**EXERCISE BRIEF**
Return every record below exactly as written, but leave out the pictures.

....

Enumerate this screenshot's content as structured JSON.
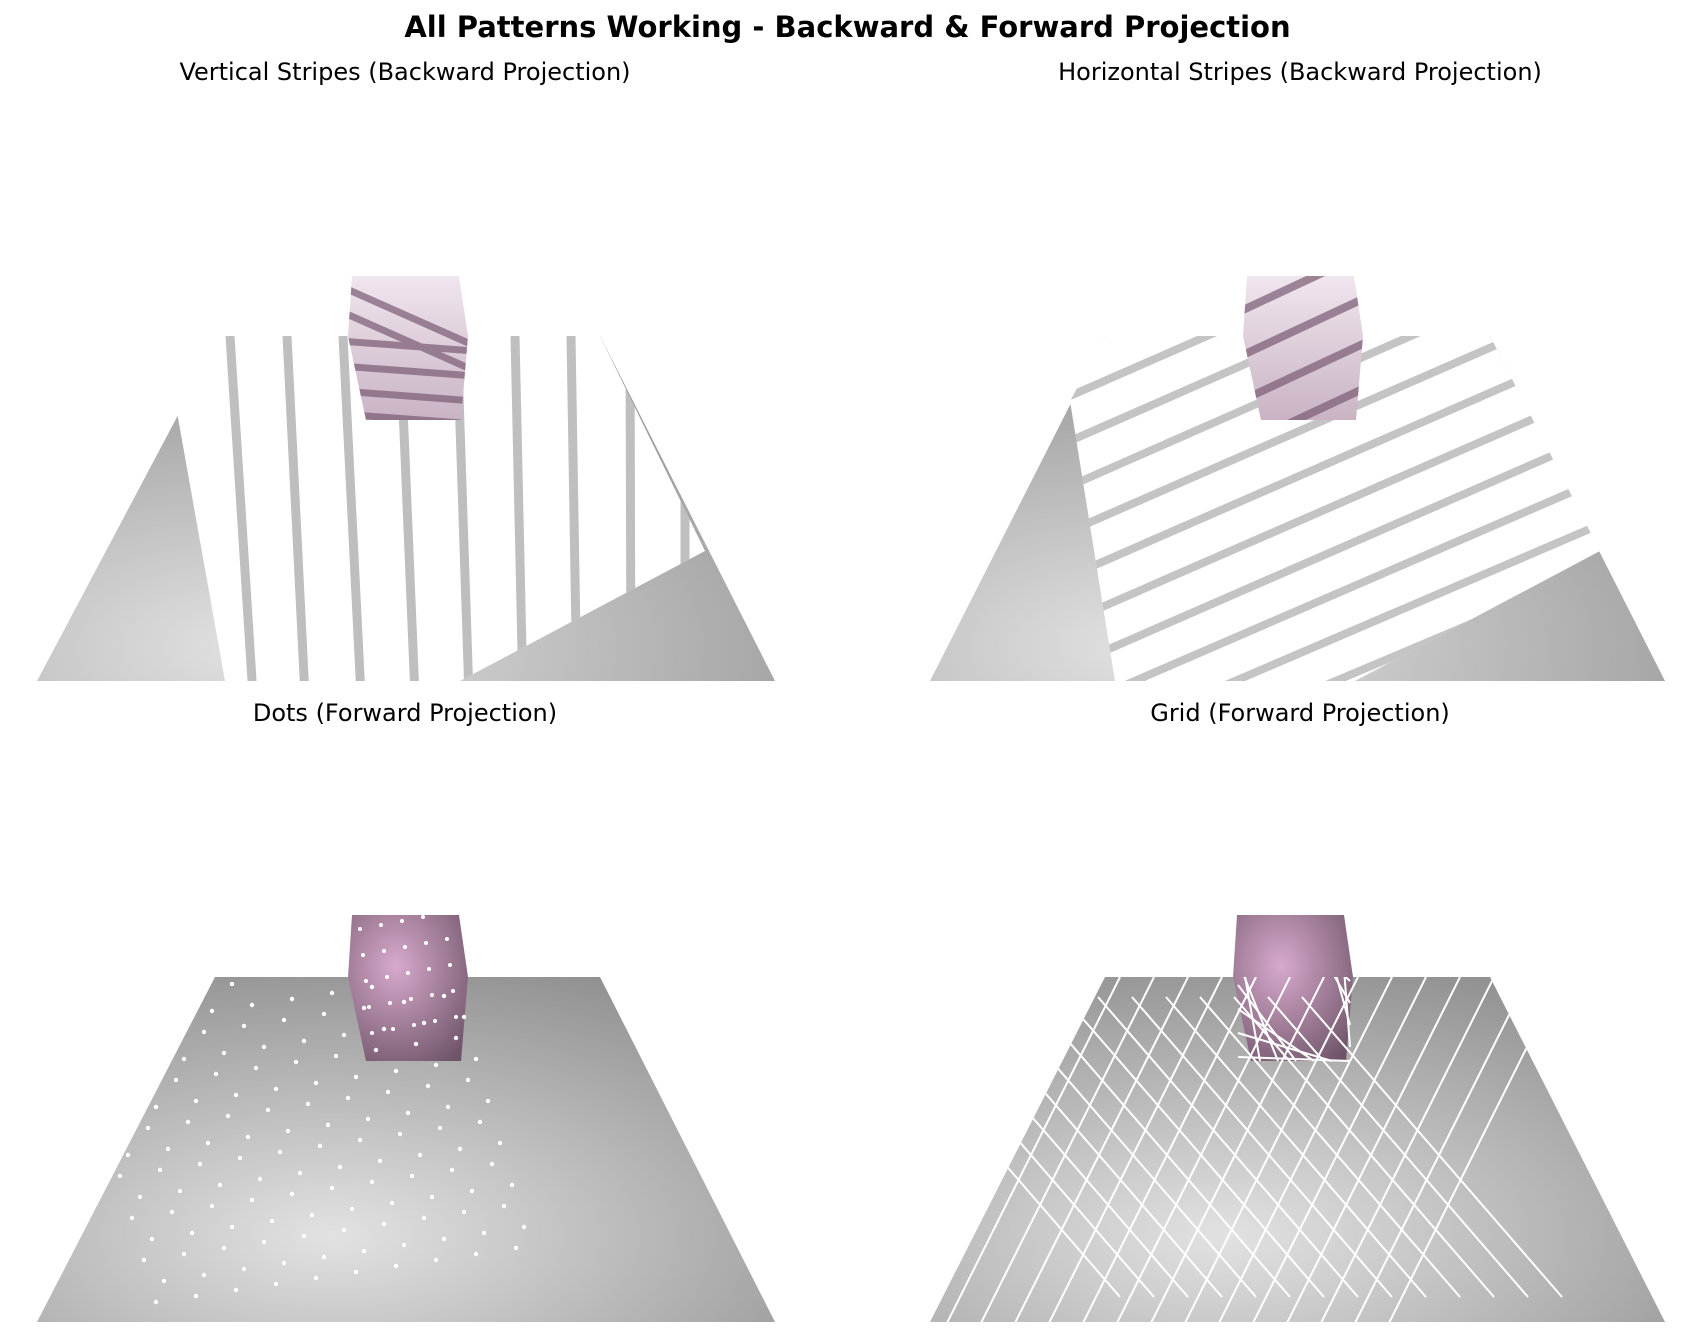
{
  "figure": {
    "title": "All Patterns Working - Backward & Forward Projection"
  },
  "panels": [
    {
      "title": "Vertical Stripes (Backward Projection)",
      "pattern": "vertical-stripes",
      "projection": "backward"
    },
    {
      "title": "Horizontal Stripes (Backward Projection)",
      "pattern": "horizontal-stripes",
      "projection": "backward"
    },
    {
      "title": "Dots (Forward Projection)",
      "pattern": "dots",
      "projection": "forward"
    },
    {
      "title": "Grid (Forward Projection)",
      "pattern": "grid",
      "projection": "forward"
    }
  ],
  "colors": {
    "floor_light": "#e2e2e2",
    "floor_dark": "#8e8e8e",
    "cube_light": "#d7a9cc",
    "cube_dark": "#6e5468",
    "stripe_dark": "#8a8a8a",
    "cube_stripe": "#7a5a72",
    "pattern_white": "#ffffff"
  }
}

....

**FULL ANSWER**
Enumerate this screenshot's content as structured JSON.
{
  "figure": {
    "title": "All Patterns Working - Backward & Forward Projection"
  },
  "panels": [
    {
      "title": "Vertical Stripes (Backward Projection)",
      "pattern": "vertical-stripes",
      "projection": "backward"
    },
    {
      "title": "Horizontal Stripes (Backward Projection)",
      "pattern": "horizontal-stripes",
      "projection": "backward"
    },
    {
      "title": "Dots (Forward Projection)",
      "pattern": "dots",
      "projection": "forward"
    },
    {
      "title": "Grid (Forward Projection)",
      "pattern": "grid",
      "projection": "forward"
    }
  ],
  "colors": {
    "floor_light": "#e2e2e2",
    "floor_dark": "#8e8e8e",
    "cube_light": "#d7a9cc",
    "cube_dark": "#6e5468",
    "stripe_dark": "#8a8a8a",
    "cube_stripe": "#7a5a72",
    "pattern_white": "#ffffff"
  }
}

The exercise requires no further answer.